#### [LISTING]
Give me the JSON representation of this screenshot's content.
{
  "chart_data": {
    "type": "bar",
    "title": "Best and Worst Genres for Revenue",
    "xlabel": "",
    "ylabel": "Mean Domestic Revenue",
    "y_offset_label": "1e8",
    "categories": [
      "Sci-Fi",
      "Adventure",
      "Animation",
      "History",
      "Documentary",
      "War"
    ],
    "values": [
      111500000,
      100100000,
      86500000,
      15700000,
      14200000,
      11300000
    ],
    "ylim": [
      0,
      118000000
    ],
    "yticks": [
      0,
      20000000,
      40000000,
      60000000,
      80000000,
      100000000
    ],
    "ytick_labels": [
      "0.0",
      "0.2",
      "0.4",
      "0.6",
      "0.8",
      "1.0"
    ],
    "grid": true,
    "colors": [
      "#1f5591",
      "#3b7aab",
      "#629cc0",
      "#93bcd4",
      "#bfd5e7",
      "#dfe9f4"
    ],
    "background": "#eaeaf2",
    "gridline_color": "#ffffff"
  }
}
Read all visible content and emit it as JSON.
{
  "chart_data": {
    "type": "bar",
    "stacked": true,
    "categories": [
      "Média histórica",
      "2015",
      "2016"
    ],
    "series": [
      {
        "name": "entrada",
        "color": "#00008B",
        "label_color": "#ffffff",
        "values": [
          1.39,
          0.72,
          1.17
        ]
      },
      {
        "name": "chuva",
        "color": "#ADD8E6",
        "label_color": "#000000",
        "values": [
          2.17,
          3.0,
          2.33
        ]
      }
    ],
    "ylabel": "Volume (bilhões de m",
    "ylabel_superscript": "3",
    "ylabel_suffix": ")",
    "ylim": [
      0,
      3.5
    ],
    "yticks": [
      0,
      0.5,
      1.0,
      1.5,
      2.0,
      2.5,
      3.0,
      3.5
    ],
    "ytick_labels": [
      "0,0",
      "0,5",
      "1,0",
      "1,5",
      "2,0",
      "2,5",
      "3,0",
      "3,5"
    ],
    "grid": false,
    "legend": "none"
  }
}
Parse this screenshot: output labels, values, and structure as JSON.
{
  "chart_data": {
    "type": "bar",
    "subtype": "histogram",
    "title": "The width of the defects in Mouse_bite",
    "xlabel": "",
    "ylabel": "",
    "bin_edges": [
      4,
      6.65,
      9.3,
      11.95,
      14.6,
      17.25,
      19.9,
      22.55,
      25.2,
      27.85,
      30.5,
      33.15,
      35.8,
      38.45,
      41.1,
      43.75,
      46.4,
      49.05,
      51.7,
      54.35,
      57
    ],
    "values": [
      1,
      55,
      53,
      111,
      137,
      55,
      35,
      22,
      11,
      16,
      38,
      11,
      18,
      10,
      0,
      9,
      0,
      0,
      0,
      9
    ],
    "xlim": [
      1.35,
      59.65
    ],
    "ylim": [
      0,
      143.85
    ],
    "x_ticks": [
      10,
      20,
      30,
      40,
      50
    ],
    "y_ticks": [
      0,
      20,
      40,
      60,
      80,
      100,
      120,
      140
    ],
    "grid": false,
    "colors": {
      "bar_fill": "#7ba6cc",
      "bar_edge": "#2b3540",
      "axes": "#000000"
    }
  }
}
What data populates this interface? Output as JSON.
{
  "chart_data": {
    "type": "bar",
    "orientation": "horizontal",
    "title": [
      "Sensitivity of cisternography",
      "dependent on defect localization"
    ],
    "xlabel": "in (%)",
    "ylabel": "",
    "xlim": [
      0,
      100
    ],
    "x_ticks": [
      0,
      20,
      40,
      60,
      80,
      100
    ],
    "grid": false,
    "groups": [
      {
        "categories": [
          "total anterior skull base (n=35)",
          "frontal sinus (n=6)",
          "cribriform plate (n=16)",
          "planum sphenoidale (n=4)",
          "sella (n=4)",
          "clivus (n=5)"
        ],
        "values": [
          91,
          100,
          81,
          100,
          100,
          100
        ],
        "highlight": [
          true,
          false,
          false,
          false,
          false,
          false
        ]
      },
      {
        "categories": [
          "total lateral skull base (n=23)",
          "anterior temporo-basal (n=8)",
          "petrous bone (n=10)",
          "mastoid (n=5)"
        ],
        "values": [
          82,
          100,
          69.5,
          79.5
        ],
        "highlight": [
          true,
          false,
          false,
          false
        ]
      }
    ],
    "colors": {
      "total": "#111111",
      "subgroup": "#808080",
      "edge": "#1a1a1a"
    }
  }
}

#### [GOAL]
Exactly how many lines in the data above contain the word "Revenue"? Respond with the number and nothing more.

#### [RESULT OF THIS TASK]
2